[Data records]
>> begin
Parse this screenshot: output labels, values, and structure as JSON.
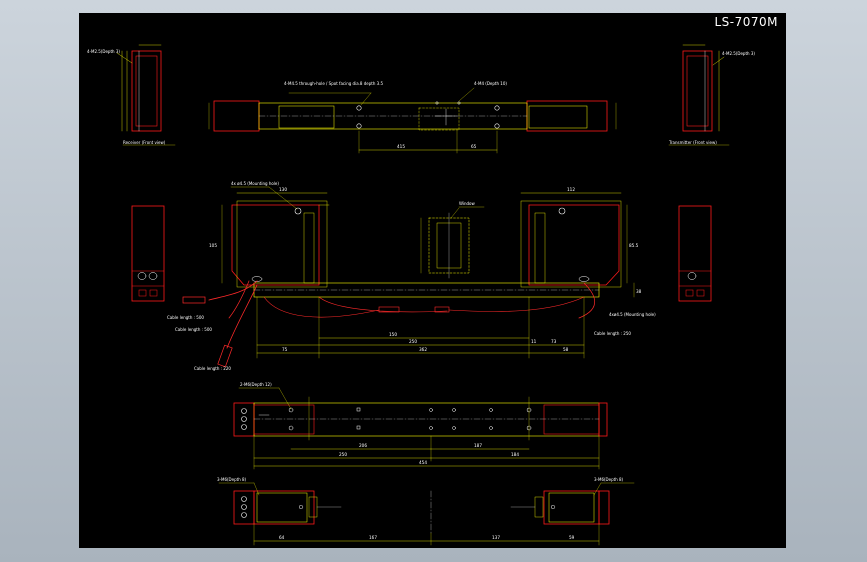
{
  "sheet": {
    "title": "LS-7070M",
    "colors": {
      "background": "#000000",
      "body_outline": "#ff1a1a",
      "dimension": "#ffff00",
      "cable": "#ff2a2a",
      "hole": "#ffffff",
      "text": "#ffffff",
      "viewport": "#b9c2cb"
    }
  },
  "views": {
    "receiver_front": {
      "caption": "Receiver (Front view)",
      "note": "4-M2.5(Depth 3)"
    },
    "transmitter_front": {
      "caption": "Transmitter (Front view)",
      "note": "4-M2.5(Depth 3)"
    },
    "top_view": {
      "note_left": "4-M4.5 through-hole / Spot facing dia.8 depth 3.5",
      "note_right": "4-M4 (Depth 10)",
      "dim_left": "415",
      "dim_right": "65"
    },
    "main_view": {
      "note_mount": "4x ø4.5 (Mounting hole)",
      "note_window": "Window",
      "note_mount_right": "4xø4.5 (Mounting hole)",
      "cable_1": "Cable length : 500",
      "cable_2": "Cable length : 500",
      "cable_3": "Cable length : 220",
      "cable_4": "Cable length : 250",
      "dim_width_l": "130",
      "dim_width_r": "112",
      "dim_h": "105",
      "dim_gap": "150",
      "dim_center": "250",
      "dim_total": "362",
      "dim_a": "75",
      "dim_b": "11",
      "dim_c": "73",
      "dim_d": "58",
      "dim_e": "38",
      "dim_f": "85.5"
    },
    "bottom_plan": {
      "note": "2-M6(Depth 12)",
      "dim_1": "206",
      "dim_2": "187",
      "dim_3": "250",
      "dim_4": "184",
      "dim_total": "454"
    },
    "side_view": {
      "note_left": "3-M6(Depth 8)",
      "note_right": "3-M6(Depth 8)",
      "dim_1": "64",
      "dim_2": "167",
      "dim_3": "137",
      "dim_4": "59"
    }
  }
}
>> end
(TASK PROMPT): Transcribe the material exactly, and leave out whatever pictures it holds.

(ANSWER IN FULL):
Parse this screenshot: output labels, values, and structure as JSON.
{
  "sheet": {
    "title": "LS-7070M",
    "colors": {
      "background": "#000000",
      "body_outline": "#ff1a1a",
      "dimension": "#ffff00",
      "cable": "#ff2a2a",
      "hole": "#ffffff",
      "text": "#ffffff",
      "viewport": "#b9c2cb"
    }
  },
  "views": {
    "receiver_front": {
      "caption": "Receiver (Front view)",
      "note": "4-M2.5(Depth 3)"
    },
    "transmitter_front": {
      "caption": "Transmitter (Front view)",
      "note": "4-M2.5(Depth 3)"
    },
    "top_view": {
      "note_left": "4-M4.5 through-hole / Spot facing dia.8 depth 3.5",
      "note_right": "4-M4 (Depth 10)",
      "dim_left": "415",
      "dim_right": "65"
    },
    "main_view": {
      "note_mount": "4x ø4.5 (Mounting hole)",
      "note_window": "Window",
      "note_mount_right": "4xø4.5 (Mounting hole)",
      "cable_1": "Cable length : 500",
      "cable_2": "Cable length : 500",
      "cable_3": "Cable length : 220",
      "cable_4": "Cable length : 250",
      "dim_width_l": "130",
      "dim_width_r": "112",
      "dim_h": "105",
      "dim_gap": "150",
      "dim_center": "250",
      "dim_total": "362",
      "dim_a": "75",
      "dim_b": "11",
      "dim_c": "73",
      "dim_d": "58",
      "dim_e": "38",
      "dim_f": "85.5"
    },
    "bottom_plan": {
      "note": "2-M6(Depth 12)",
      "dim_1": "206",
      "dim_2": "187",
      "dim_3": "250",
      "dim_4": "184",
      "dim_total": "454"
    },
    "side_view": {
      "note_left": "3-M6(Depth 8)",
      "note_right": "3-M6(Depth 8)",
      "dim_1": "64",
      "dim_2": "167",
      "dim_3": "137",
      "dim_4": "59"
    }
  }
}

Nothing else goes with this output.